[BEGIN Page text]

Concepts in Streaming with Apache Kafka

To better understand OCI Streaming with Apache Kafka, review some terms and concepts.

Terms

Apache Kafka
Apache Kafka is an open source event streaming platform. It runs as a distributed system consisting of servers and clients. OCI Streaming with Apache Kafka lets you run fully managed Kafka clusters in a tenancy with 100% compatibility with Apache Kafka.

You use the OCI Console, API, or CLI to create and update the Cluster and Broker.

Cluster
A distributed system of Apache Kafka servers or brokers that store and manage the streaming data. In OCI Streaming with Apache Kafka, you can create two types of clusters: starter cluster or high availability cluster.
Broker
A Kafka server that stores data and processes client requests. Depending on the workload, you can create 1-30 brokers in each cluster. Each broker in a cluster is a compute node that's used to store topics.

You use the Apache Kafka API or CLI to create and update topics, partitions, records, and producer and consumer operations.

Topic
User-defined categories in a broker where data is stored. Each topic can have many partitions for data distribution and parallel processing.
Partitions
Topics are split into user specified number of partitions that store records. Records are ordered within each partition and each record is assigned a unique, sequentially increasing offset.
Records
Key value data pairs that are written to and read from topics.

[END Page text]

• [Challenge a]:
Print the whole Kafka concepts text word for word.
The records have no connection to the Kafka concepts text.

[BEGIN Materials provided]

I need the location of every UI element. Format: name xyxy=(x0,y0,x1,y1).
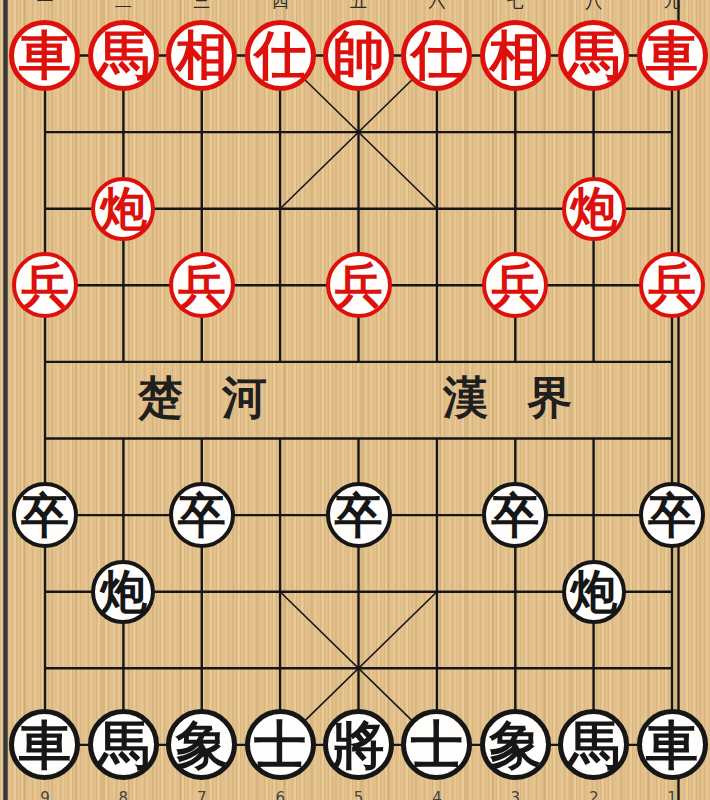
intersection-f9-r3[interactable] xyxy=(633,170,710,247)
piece-glyph: 車 xyxy=(646,30,698,82)
piece-glyph: 馬 xyxy=(97,720,149,772)
intersection-f8-r1[interactable]: 馬 xyxy=(555,17,633,94)
intersection-f3-r6[interactable] xyxy=(163,400,241,477)
piece-black-chariot[interactable]: 車 xyxy=(637,709,708,780)
intersection-f8-r4[interactable] xyxy=(555,247,633,324)
intersection-f7-r2[interactable] xyxy=(476,94,554,171)
piece-glyph: 炮 xyxy=(100,569,147,616)
intersection-f6-r6[interactable] xyxy=(398,400,476,477)
piece-black-cannon[interactable]: 炮 xyxy=(562,560,626,624)
intersection-f8-r5[interactable] xyxy=(555,324,633,401)
piece-red-soldier[interactable]: 兵 xyxy=(639,252,705,318)
intersection-f5-r2[interactable] xyxy=(319,94,397,171)
piece-glyph: 兵 xyxy=(491,262,539,310)
piece-glyph: 將 xyxy=(333,720,385,772)
piece-red-advisor[interactable]: 仕 xyxy=(401,20,472,91)
intersection-f2-r1[interactable]: 馬 xyxy=(84,17,162,94)
intersection-f6-r4[interactable] xyxy=(398,247,476,324)
file-label-top: 六 xyxy=(398,0,476,10)
piece-glyph: 卒 xyxy=(491,492,539,540)
intersection-f7-r8[interactable] xyxy=(476,553,554,630)
intersection-f3-r2[interactable] xyxy=(163,94,241,171)
intersection-f4-r10[interactable]: 士 xyxy=(241,707,319,784)
intersection-f7-r1[interactable]: 相 xyxy=(476,17,554,94)
file-label-top: 九 xyxy=(633,0,710,10)
intersection-f1-r2[interactable] xyxy=(6,94,84,171)
piece-red-elephant[interactable]: 相 xyxy=(166,20,237,91)
piece-glyph: 卒 xyxy=(648,492,696,540)
intersection-f5-r7[interactable]: 卒 xyxy=(319,477,397,554)
intersection-f8-r3[interactable]: 炮 xyxy=(555,170,633,247)
intersection-f7-r4[interactable]: 兵 xyxy=(476,247,554,324)
piece-red-elephant[interactable]: 相 xyxy=(480,20,551,91)
intersection-f9-r2[interactable] xyxy=(633,94,710,171)
intersection-f8-r7[interactable] xyxy=(555,477,633,554)
piece-glyph: 馬 xyxy=(568,720,620,772)
piece-black-soldier[interactable]: 卒 xyxy=(482,482,548,548)
piece-red-cannon[interactable]: 炮 xyxy=(562,177,626,241)
intersection-f5-r10[interactable]: 將 xyxy=(319,707,397,784)
intersection-f1-r7[interactable]: 卒 xyxy=(6,477,84,554)
intersection-f6-r5[interactable] xyxy=(398,324,476,401)
piece-red-cannon[interactable]: 炮 xyxy=(91,177,155,241)
intersection-f4-r8[interactable] xyxy=(241,553,319,630)
piece-black-advisor[interactable]: 士 xyxy=(245,709,316,780)
piece-glyph: 車 xyxy=(19,30,71,82)
piece-glyph: 士 xyxy=(254,720,306,772)
piece-black-soldier[interactable]: 卒 xyxy=(639,482,705,548)
piece-red-chariot[interactable]: 車 xyxy=(9,20,80,91)
piece-red-horse[interactable]: 馬 xyxy=(88,20,159,91)
piece-glyph: 兵 xyxy=(335,262,383,310)
intersection-f2-r2[interactable] xyxy=(84,94,162,171)
piece-red-soldier[interactable]: 兵 xyxy=(326,252,392,318)
piece-black-soldier[interactable]: 卒 xyxy=(326,482,392,548)
intersection-f4-r4[interactable] xyxy=(241,247,319,324)
piece-black-elephant[interactable]: 象 xyxy=(166,709,237,780)
intersection-f1-r6[interactable] xyxy=(6,400,84,477)
piece-black-general[interactable]: 將 xyxy=(323,709,394,780)
file-label-bottom: 9 xyxy=(6,791,84,800)
intersection-f7-r9[interactable] xyxy=(476,630,554,707)
piece-glyph: 象 xyxy=(489,720,541,772)
intersection-f6-r10[interactable]: 士 xyxy=(398,707,476,784)
intersection-f5-r4[interactable]: 兵 xyxy=(319,247,397,324)
intersection-f1-r8[interactable] xyxy=(6,553,84,630)
intersection-f9-r6[interactable] xyxy=(633,400,710,477)
intersection-f4-r2[interactable] xyxy=(241,94,319,171)
piece-glyph: 相 xyxy=(176,30,228,82)
piece-black-cannon[interactable]: 炮 xyxy=(91,560,155,624)
intersection-f1-r10[interactable]: 車 xyxy=(6,707,84,784)
intersection-f4-r6[interactable] xyxy=(241,400,319,477)
intersection-f2-r8[interactable]: 炮 xyxy=(84,553,162,630)
piece-black-chariot[interactable]: 車 xyxy=(9,709,80,780)
intersection-f9-r7[interactable]: 卒 xyxy=(633,477,710,554)
intersection-f3-r5[interactable] xyxy=(163,324,241,401)
intersection-f3-r4[interactable]: 兵 xyxy=(163,247,241,324)
file-label-top: 二 xyxy=(84,0,162,10)
piece-glyph: 仕 xyxy=(411,30,463,82)
intersection-f9-r8[interactable] xyxy=(633,553,710,630)
file-label-bottom: 6 xyxy=(241,791,319,800)
piece-black-soldier[interactable]: 卒 xyxy=(12,482,78,548)
piece-glyph: 士 xyxy=(411,720,463,772)
piece-glyph: 車 xyxy=(19,720,71,772)
intersection-f7-r6[interactable] xyxy=(476,400,554,477)
piece-glyph: 卒 xyxy=(21,492,69,540)
piece-glyph: 兵 xyxy=(21,262,69,310)
piece-black-horse[interactable]: 馬 xyxy=(558,709,629,780)
intersection-f3-r10[interactable]: 象 xyxy=(163,707,241,784)
intersection-f6-r8[interactable] xyxy=(398,553,476,630)
intersection-f3-r7[interactable]: 卒 xyxy=(163,477,241,554)
file-label-top: 四 xyxy=(241,0,319,10)
piece-glyph: 車 xyxy=(646,720,698,772)
intersection-f4-r1[interactable]: 仕 xyxy=(241,17,319,94)
intersection-f8-r2[interactable] xyxy=(555,94,633,171)
file-label-top: 一 xyxy=(6,0,84,10)
intersection-f5-r9[interactable] xyxy=(319,630,397,707)
piece-red-soldier[interactable]: 兵 xyxy=(482,252,548,318)
intersection-f9-r9[interactable] xyxy=(633,630,710,707)
intersection-f3-r9[interactable] xyxy=(163,630,241,707)
piece-red-soldier[interactable]: 兵 xyxy=(169,252,235,318)
intersection-f8-r9[interactable] xyxy=(555,630,633,707)
intersection-f2-r7[interactable] xyxy=(84,477,162,554)
intersection-f8-r10[interactable]: 馬 xyxy=(555,707,633,784)
piece-glyph: 兵 xyxy=(648,262,696,310)
file-label-bottom: 3 xyxy=(476,791,554,800)
file-label-top: 五 xyxy=(319,0,397,10)
intersection-f8-r6[interactable] xyxy=(555,400,633,477)
intersection-f6-r3[interactable] xyxy=(398,170,476,247)
intersection-f6-r9[interactable] xyxy=(398,630,476,707)
intersection-f5-r8[interactable] xyxy=(319,553,397,630)
file-label-bottom: 4 xyxy=(398,791,476,800)
piece-glyph: 帥 xyxy=(333,30,385,82)
file-label-bottom: 7 xyxy=(163,791,241,800)
piece-glyph: 馬 xyxy=(97,30,149,82)
piece-black-soldier[interactable]: 卒 xyxy=(169,482,235,548)
intersection-f9-r5[interactable] xyxy=(633,324,710,401)
file-label-top: 八 xyxy=(555,0,633,10)
intersection-f3-r1[interactable]: 相 xyxy=(163,17,241,94)
intersection-f3-r3[interactable] xyxy=(163,170,241,247)
file-label-bottom: 5 xyxy=(319,791,397,800)
intersection-f5-r3[interactable] xyxy=(319,170,397,247)
piece-red-chariot[interactable]: 車 xyxy=(637,20,708,91)
piece-glyph: 兵 xyxy=(178,262,226,310)
piece-glyph: 仕 xyxy=(254,30,306,82)
top-file-labels: 一二三四五六七八九 xyxy=(6,0,710,10)
intersection-f1-r3[interactable] xyxy=(6,170,84,247)
piece-red-advisor[interactable]: 仕 xyxy=(245,20,316,91)
intersection-f4-r3[interactable] xyxy=(241,170,319,247)
intersection-f7-r7[interactable]: 卒 xyxy=(476,477,554,554)
file-label-top: 七 xyxy=(476,0,554,10)
intersection-f8-r8[interactable]: 炮 xyxy=(555,553,633,630)
file-label-top: 三 xyxy=(163,0,241,10)
file-label-bottom: 2 xyxy=(555,791,633,800)
piece-glyph: 卒 xyxy=(178,492,226,540)
intersection-f2-r5[interactable] xyxy=(84,324,162,401)
intersection-f2-r9[interactable] xyxy=(84,630,162,707)
piece-glyph: 象 xyxy=(176,720,228,772)
intersection-f9-r10[interactable]: 車 xyxy=(633,707,710,784)
intersection-f1-r5[interactable] xyxy=(6,324,84,401)
intersection-f1-r4[interactable]: 兵 xyxy=(6,247,84,324)
piece-black-advisor[interactable]: 士 xyxy=(401,709,472,780)
piece-red-general[interactable]: 帥 xyxy=(323,20,394,91)
piece-glyph: 炮 xyxy=(570,186,617,233)
piece-black-elephant[interactable]: 象 xyxy=(480,709,551,780)
intersection-f9-r4[interactable]: 兵 xyxy=(633,247,710,324)
piece-glyph: 卒 xyxy=(335,492,383,540)
intersection-f6-r7[interactable] xyxy=(398,477,476,554)
intersection-f5-r5[interactable] xyxy=(319,324,397,401)
intersection-f2-r10[interactable]: 馬 xyxy=(84,707,162,784)
piece-glyph: 相 xyxy=(489,30,541,82)
intersection-f4-r7[interactable] xyxy=(241,477,319,554)
piece-red-soldier[interactable]: 兵 xyxy=(12,252,78,318)
piece-glyph: 炮 xyxy=(100,186,147,233)
file-label-bottom: 1 xyxy=(633,791,710,800)
intersection-f9-r1[interactable]: 車 xyxy=(633,17,710,94)
bottom-file-labels: 987654321 xyxy=(6,791,710,800)
intersection-f7-r3[interactable] xyxy=(476,170,554,247)
xiangqi-board: 一二三四五六七八九 987654321 楚 河 漢 界 車馬相仕帥仕相馬車炮炮兵… xyxy=(0,0,710,800)
intersection-f4-r9[interactable] xyxy=(241,630,319,707)
piece-glyph: 馬 xyxy=(568,30,620,82)
intersection-f1-r9[interactable] xyxy=(6,630,84,707)
intersection-f7-r5[interactable] xyxy=(476,324,554,401)
intersection-f5-r6[interactable] xyxy=(319,400,397,477)
file-label-bottom: 8 xyxy=(84,791,162,800)
piece-glyph: 炮 xyxy=(570,569,617,616)
intersection-f2-r6[interactable] xyxy=(84,400,162,477)
intersection-f7-r10[interactable]: 象 xyxy=(476,707,554,784)
intersection-f5-r1[interactable]: 帥 xyxy=(319,17,397,94)
piece-red-horse[interactable]: 馬 xyxy=(558,20,629,91)
intersection-f2-r4[interactable] xyxy=(84,247,162,324)
intersection-f6-r2[interactable] xyxy=(398,94,476,171)
intersection-f2-r3[interactable]: 炮 xyxy=(84,170,162,247)
intersection-f3-r8[interactable] xyxy=(163,553,241,630)
piece-black-horse[interactable]: 馬 xyxy=(88,709,159,780)
intersection-f6-r1[interactable]: 仕 xyxy=(398,17,476,94)
intersection-f1-r1[interactable]: 車 xyxy=(6,17,84,94)
intersection-f4-r5[interactable] xyxy=(241,324,319,401)
intersection-grid: 車馬相仕帥仕相馬車炮炮兵兵兵兵兵卒卒卒卒卒炮炮車馬象士將士象馬車 xyxy=(6,17,710,783)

[END Materials provided]

• [Challenge b]:
Output the lines of the records from the one containing "intersection-f9-r3[interactable] xyxy=(633,170,710,247)" down to the one containing "intersection-f4-r10[interactable]: 士 xyxy=(241,707,319,784)", including both, reproducing each line exactly and giving nothing else.

• [Full solution a]:
Concepts in Streaming with Apache Kafka

To better understand OCI Streaming with Apache Kafka, review some terms and concepts.

Terms

Apache Kafka
Apache Kafka is an open source event streaming platform. It runs as a distributed system consisting of servers and clients. OCI Streaming with Apache Kafka lets you run fully managed Kafka clusters in a tenancy with 100% compatibility with Apache Kafka.

You use the OCI Console, API, or CLI to create and update the Cluster and Broker.

Cluster
A distributed system of Apache Kafka servers or brokers that store and manage the streaming data. In OCI Streaming with Apache Kafka, you can create two types of clusters: starter cluster or high availability cluster.
Broker
A Kafka server that stores data and processes client requests. Depending on the workload, you can create 1-30 brokers in each cluster. Each broker in a cluster is a compute node that's used to store topics.

You use the Apache Kafka API or CLI to create and update topics, partitions, records, and producer and consumer operations.

Topic
User-defined categories in a broker where data is stored. Each topic can have many partitions for data distribution and parallel processing.
Partitions
Topics are split into user specified number of partitions that store records. Records are ordered within each partition and each record is assigned a unique, sequentially increasing offset.
Records
Key value data pairs that are written to and read from topics.

• [Full solution b]:
intersection-f9-r3[interactable] xyxy=(633,170,710,247)
piece-glyph: 車 xyxy=(646,30,698,82)
piece-glyph: 馬 xyxy=(97,720,149,772)
intersection-f8-r1[interactable]: 馬 xyxy=(555,17,633,94)
intersection-f3-r6[interactable] xyxy=(163,400,241,477)
piece-black-chariot[interactable]: 車 xyxy=(637,709,708,780)
intersection-f8-r4[interactable] xyxy=(555,247,633,324)
intersection-f7-r2[interactable] xyxy=(476,94,554,171)
piece-glyph: 炮 xyxy=(100,569,147,616)
intersection-f6-r6[interactable] xyxy=(398,400,476,477)
piece-black-cannon[interactable]: 炮 xyxy=(562,560,626,624)
intersection-f8-r5[interactable] xyxy=(555,324,633,401)
piece-red-soldier[interactable]: 兵 xyxy=(639,252,705,318)
intersection-f5-r2[interactable] xyxy=(319,94,397,171)
piece-glyph: 兵 xyxy=(491,262,539,310)
piece-glyph: 將 xyxy=(333,720,385,772)
piece-red-advisor[interactable]: 仕 xyxy=(401,20,472,91)
intersection-f2-r1[interactable]: 馬 xyxy=(84,17,162,94)
intersection-f6-r4[interactable] xyxy=(398,247,476,324)
file-label-top: 六 xyxy=(398,0,476,10)
piece-glyph: 卒 xyxy=(491,492,539,540)
intersection-f7-r8[interactable] xyxy=(476,553,554,630)
intersection-f3-r2[interactable] xyxy=(163,94,241,171)
intersection-f4-r10[interactable]: 士 xyxy=(241,707,319,784)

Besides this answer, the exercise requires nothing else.